--- Begin ---

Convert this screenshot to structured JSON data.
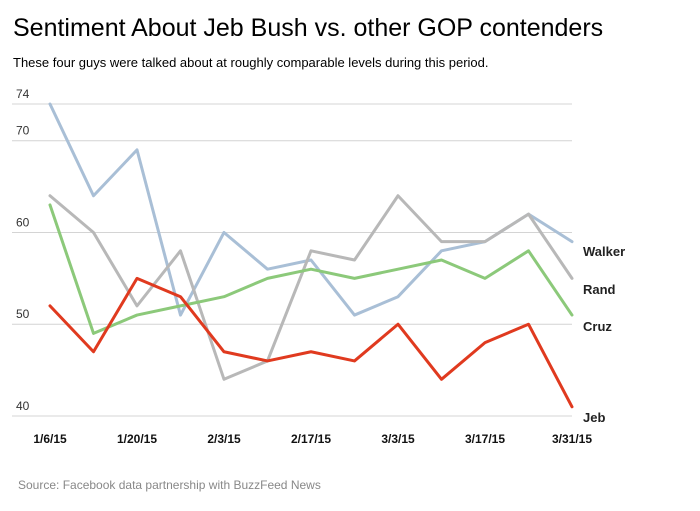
{
  "title": "Sentiment About Jeb Bush vs. other GOP contenders",
  "subtitle": "These four guys were talked about at roughly comparable levels during this period.",
  "source": "Source: Facebook data partnership with BuzzFeed News",
  "chart_data": {
    "type": "line",
    "x": [
      "1/6/15",
      "1/13/15",
      "1/20/15",
      "1/27/15",
      "2/3/15",
      "2/10/15",
      "2/17/15",
      "2/24/15",
      "3/3/15",
      "3/10/15",
      "3/17/15",
      "3/24/15",
      "3/31/15"
    ],
    "x_tick_labels": [
      "1/6/15",
      "1/20/15",
      "2/3/15",
      "2/17/15",
      "3/3/15",
      "3/17/15",
      "3/31/15"
    ],
    "y_ticks": [
      40,
      50,
      60,
      70,
      74
    ],
    "ylim": [
      40,
      75
    ],
    "grid": true,
    "series": [
      {
        "name": "Walker",
        "color": "#a9bfd6",
        "values": [
          74,
          64,
          69,
          51,
          60,
          56,
          57,
          51,
          53,
          58,
          59,
          62,
          59
        ]
      },
      {
        "name": "Rand",
        "color": "#b8b8b8",
        "values": [
          64,
          60,
          52,
          58,
          44,
          46,
          58,
          57,
          64,
          59,
          59,
          62,
          55
        ]
      },
      {
        "name": "Cruz",
        "color": "#8cc97a",
        "values": [
          63,
          49,
          51,
          52,
          53,
          55,
          56,
          55,
          56,
          57,
          55,
          58,
          51
        ]
      },
      {
        "name": "Jeb",
        "color": "#e03a1f",
        "values": [
          52,
          47,
          55,
          53,
          47,
          46,
          47,
          46,
          50,
          44,
          48,
          50,
          41
        ]
      }
    ]
  }
}
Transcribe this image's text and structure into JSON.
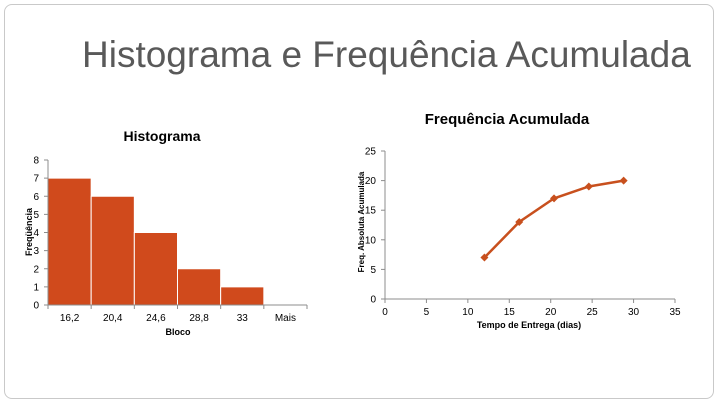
{
  "slide": {
    "title": "Histograma e Frequência Acumulada"
  },
  "chart_data": [
    {
      "type": "bar",
      "title": "Histograma",
      "xlabel": "Bloco",
      "ylabel": "Freqüência",
      "categories": [
        "16,2",
        "20,4",
        "24,6",
        "28,8",
        "33",
        "Mais"
      ],
      "values": [
        7,
        6,
        4,
        2,
        1,
        0
      ],
      "ylim": [
        0,
        8
      ],
      "yticks": [
        0,
        1,
        2,
        3,
        4,
        5,
        6,
        7,
        8
      ],
      "grid": false,
      "legend": "none",
      "color": "#d04a1c"
    },
    {
      "type": "line",
      "title": "Frequência Acumulada",
      "xlabel": "Tempo de Entrega (dias)",
      "ylabel": "Freq. Absoluta Acumulada",
      "x": [
        12,
        16.2,
        20.4,
        24.6,
        28.8
      ],
      "y": [
        7,
        13,
        17,
        19,
        20
      ],
      "xlim": [
        0,
        35
      ],
      "ylim": [
        0,
        25
      ],
      "xticks": [
        0,
        5,
        10,
        15,
        20,
        25,
        30,
        35
      ],
      "yticks": [
        0,
        5,
        10,
        15,
        20,
        25
      ],
      "grid": false,
      "legend": "none",
      "color": "#c8501e",
      "marker": "diamond"
    }
  ]
}
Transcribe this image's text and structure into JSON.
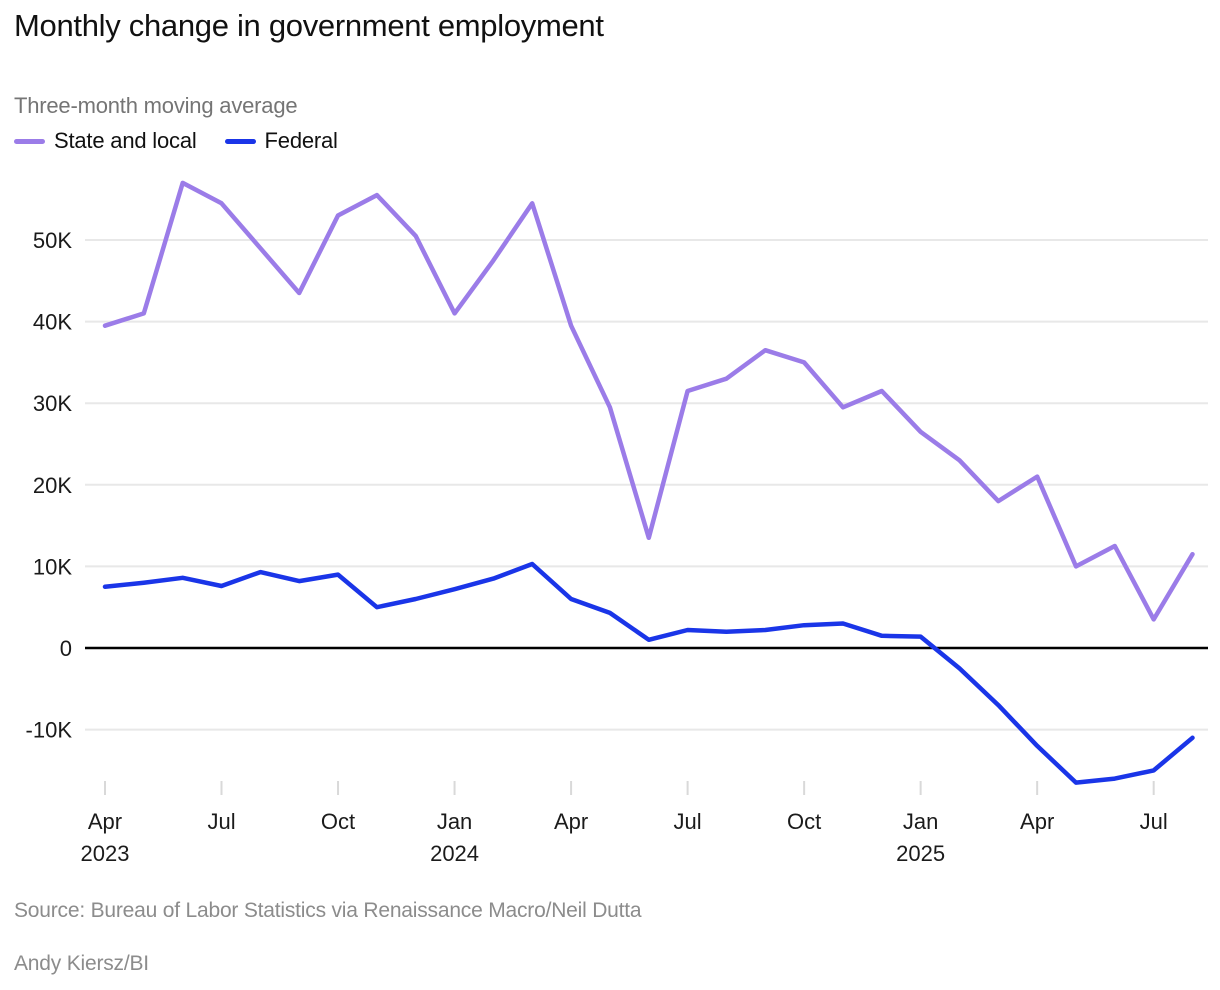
{
  "title": "Monthly change in government employment",
  "subtitle": "Three-month moving average",
  "legend": {
    "items": [
      {
        "label": "State and local",
        "color": "#9b7ce8"
      },
      {
        "label": "Federal",
        "color": "#1a35e8"
      }
    ]
  },
  "footer": {
    "source": "Source: Bureau of Labor Statistics via Renaissance Macro/Neil Dutta",
    "byline": "Andy Kiersz/BI"
  },
  "chart_data": {
    "type": "line",
    "title": "Monthly change in government employment",
    "subtitle": "Three-month moving average",
    "x_interval": "monthly",
    "x_start": "Apr 2023",
    "x_end": "Aug 2025",
    "grid": "horizontal",
    "zero_line": true,
    "legend_position": "top-left",
    "ylim": [
      -19000,
      59000
    ],
    "y_ticks": [
      {
        "label": "50K",
        "value": 50000
      },
      {
        "label": "40K",
        "value": 40000
      },
      {
        "label": "30K",
        "value": 30000
      },
      {
        "label": "20K",
        "value": 20000
      },
      {
        "label": "10K",
        "value": 10000
      },
      {
        "label": "0",
        "value": 0
      },
      {
        "label": "-10K",
        "value": -10000
      }
    ],
    "x_ticks": [
      {
        "month": "Apr",
        "year": "2023"
      },
      {
        "month": "Jul",
        "year": ""
      },
      {
        "month": "Oct",
        "year": ""
      },
      {
        "month": "Jan",
        "year": "2024"
      },
      {
        "month": "Apr",
        "year": ""
      },
      {
        "month": "Jul",
        "year": ""
      },
      {
        "month": "Oct",
        "year": ""
      },
      {
        "month": "Jan",
        "year": "2025"
      },
      {
        "month": "Apr",
        "year": ""
      },
      {
        "month": "Jul",
        "year": ""
      }
    ],
    "x_tick_every_months": 3,
    "months": [
      "Apr 2023",
      "May 2023",
      "Jun 2023",
      "Jul 2023",
      "Aug 2023",
      "Sep 2023",
      "Oct 2023",
      "Nov 2023",
      "Dec 2023",
      "Jan 2024",
      "Feb 2024",
      "Mar 2024",
      "Apr 2024",
      "May 2024",
      "Jun 2024",
      "Jul 2024",
      "Aug 2024",
      "Sep 2024",
      "Oct 2024",
      "Nov 2024",
      "Dec 2024",
      "Jan 2025",
      "Feb 2025",
      "Mar 2025",
      "Apr 2025",
      "May 2025",
      "Jun 2025",
      "Jul 2025",
      "Aug 2025"
    ],
    "series": [
      {
        "name": "State and local",
        "color": "#9b7ce8",
        "values": [
          39500,
          41000,
          57000,
          54500,
          49000,
          43500,
          53000,
          55500,
          50500,
          41000,
          47500,
          54500,
          39500,
          29500,
          13500,
          31500,
          33000,
          36500,
          35000,
          29500,
          31500,
          26500,
          23000,
          18000,
          21000,
          10000,
          12500,
          3500,
          11500
        ]
      },
      {
        "name": "Federal",
        "color": "#1a35e8",
        "values": [
          7500,
          8000,
          8600,
          7600,
          9300,
          8200,
          9000,
          5000,
          6000,
          7200,
          8500,
          10300,
          6000,
          4300,
          1000,
          2200,
          2000,
          2200,
          2800,
          3000,
          1500,
          1400,
          -2500,
          -7000,
          -12000,
          -16500,
          -16000,
          -15000,
          -11000
        ]
      }
    ]
  }
}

--- End ---

What the task asks: Return all of the data exactly as written, and drop the pictures.

Written answer:
Convert this screenshot to structured JSON data.
{
  "title": "Sentiment About Jeb Bush vs. other GOP contenders",
  "subtitle": "These four guys were talked about at roughly comparable levels during this period.",
  "source": "Source: Facebook data partnership with BuzzFeed News",
  "chart_data": {
    "type": "line",
    "x": [
      "1/6/15",
      "1/13/15",
      "1/20/15",
      "1/27/15",
      "2/3/15",
      "2/10/15",
      "2/17/15",
      "2/24/15",
      "3/3/15",
      "3/10/15",
      "3/17/15",
      "3/24/15",
      "3/31/15"
    ],
    "x_tick_labels": [
      "1/6/15",
      "1/20/15",
      "2/3/15",
      "2/17/15",
      "3/3/15",
      "3/17/15",
      "3/31/15"
    ],
    "y_ticks": [
      40,
      50,
      60,
      70,
      74
    ],
    "ylim": [
      40,
      75
    ],
    "grid": true,
    "series": [
      {
        "name": "Walker",
        "color": "#a9bfd6",
        "values": [
          74,
          64,
          69,
          51,
          60,
          56,
          57,
          51,
          53,
          58,
          59,
          62,
          59
        ]
      },
      {
        "name": "Rand",
        "color": "#b8b8b8",
        "values": [
          64,
          60,
          52,
          58,
          44,
          46,
          58,
          57,
          64,
          59,
          59,
          62,
          55
        ]
      },
      {
        "name": "Cruz",
        "color": "#8cc97a",
        "values": [
          63,
          49,
          51,
          52,
          53,
          55,
          56,
          55,
          56,
          57,
          55,
          58,
          51
        ]
      },
      {
        "name": "Jeb",
        "color": "#e03a1f",
        "values": [
          52,
          47,
          55,
          53,
          47,
          46,
          47,
          46,
          50,
          44,
          48,
          50,
          41
        ]
      }
    ]
  }
}
Transcribe this image's text and structure into JSON.
{
  "slide": {
    "title": "Histograma e Frequência Acumulada"
  },
  "chart_data": [
    {
      "type": "bar",
      "title": "Histograma",
      "xlabel": "Bloco",
      "ylabel": "Freqüência",
      "categories": [
        "16,2",
        "20,4",
        "24,6",
        "28,8",
        "33",
        "Mais"
      ],
      "values": [
        7,
        6,
        4,
        2,
        1,
        0
      ],
      "ylim": [
        0,
        8
      ],
      "yticks": [
        0,
        1,
        2,
        3,
        4,
        5,
        6,
        7,
        8
      ],
      "grid": false,
      "legend": "none",
      "color": "#d04a1c"
    },
    {
      "type": "line",
      "title": "Frequência Acumulada",
      "xlabel": "Tempo de Entrega (dias)",
      "ylabel": "Freq. Absoluta Acumulada",
      "x": [
        12,
        16.2,
        20.4,
        24.6,
        28.8
      ],
      "y": [
        7,
        13,
        17,
        19,
        20
      ],
      "xlim": [
        0,
        35
      ],
      "ylim": [
        0,
        25
      ],
      "xticks": [
        0,
        5,
        10,
        15,
        20,
        25,
        30,
        35
      ],
      "yticks": [
        0,
        5,
        10,
        15,
        20,
        25
      ],
      "grid": false,
      "legend": "none",
      "color": "#c8501e",
      "marker": "diamond"
    }
  ]
}
Transcribe this image's text and structure into JSON.
{
  "title": "Monthly change in government employment",
  "subtitle": "Three-month moving average",
  "legend": {
    "items": [
      {
        "label": "State and local",
        "color": "#9b7ce8"
      },
      {
        "label": "Federal",
        "color": "#1a35e8"
      }
    ]
  },
  "footer": {
    "source": "Source: Bureau of Labor Statistics via Renaissance Macro/Neil Dutta",
    "byline": "Andy Kiersz/BI"
  },
  "chart_data": {
    "type": "line",
    "title": "Monthly change in government employment",
    "subtitle": "Three-month moving average",
    "x_interval": "monthly",
    "x_start": "Apr 2023",
    "x_end": "Aug 2025",
    "grid": "horizontal",
    "zero_line": true,
    "legend_position": "top-left",
    "ylim": [
      -19000,
      59000
    ],
    "y_ticks": [
      {
        "label": "50K",
        "value": 50000
      },
      {
        "label": "40K",
        "value": 40000
      },
      {
        "label": "30K",
        "value": 30000
      },
      {
        "label": "20K",
        "value": 20000
      },
      {
        "label": "10K",
        "value": 10000
      },
      {
        "label": "0",
        "value": 0
      },
      {
        "label": "-10K",
        "value": -10000
      }
    ],
    "x_ticks": [
      {
        "month": "Apr",
        "year": "2023"
      },
      {
        "month": "Jul",
        "year": ""
      },
      {
        "month": "Oct",
        "year": ""
      },
      {
        "month": "Jan",
        "year": "2024"
      },
      {
        "month": "Apr",
        "year": ""
      },
      {
        "month": "Jul",
        "year": ""
      },
      {
        "month": "Oct",
        "year": ""
      },
      {
        "month": "Jan",
        "year": "2025"
      },
      {
        "month": "Apr",
        "year": ""
      },
      {
        "month": "Jul",
        "year": ""
      }
    ],
    "x_tick_every_months": 3,
    "months": [
      "Apr 2023",
      "May 2023",
      "Jun 2023",
      "Jul 2023",
      "Aug 2023",
      "Sep 2023",
      "Oct 2023",
      "Nov 2023",
      "Dec 2023",
      "Jan 2024",
      "Feb 2024",
      "Mar 2024",
      "Apr 2024",
      "May 2024",
      "Jun 2024",
      "Jul 2024",
      "Aug 2024",
      "Sep 2024",
      "Oct 2024",
      "Nov 2024",
      "Dec 2024",
      "Jan 2025",
      "Feb 2025",
      "Mar 2025",
      "Apr 2025",
      "May 2025",
      "Jun 2025",
      "Jul 2025",
      "Aug 2025"
    ],
    "series": [
      {
        "name": "State and local",
        "color": "#9b7ce8",
        "values": [
          39500,
          41000,
          57000,
          54500,
          49000,
          43500,
          53000,
          55500,
          50500,
          41000,
          47500,
          54500,
          39500,
          29500,
          13500,
          31500,
          33000,
          36500,
          35000,
          29500,
          31500,
          26500,
          23000,
          18000,
          21000,
          10000,
          12500,
          3500,
          11500
        ]
      },
      {
        "name": "Federal",
        "color": "#1a35e8",
        "values": [
          7500,
          8000,
          8600,
          7600,
          9300,
          8200,
          9000,
          5000,
          6000,
          7200,
          8500,
          10300,
          6000,
          4300,
          1000,
          2200,
          2000,
          2200,
          2800,
          3000,
          1500,
          1400,
          -2500,
          -7000,
          -12000,
          -16500,
          -16000,
          -15000,
          -11000
        ]
      }
    ]
  }
}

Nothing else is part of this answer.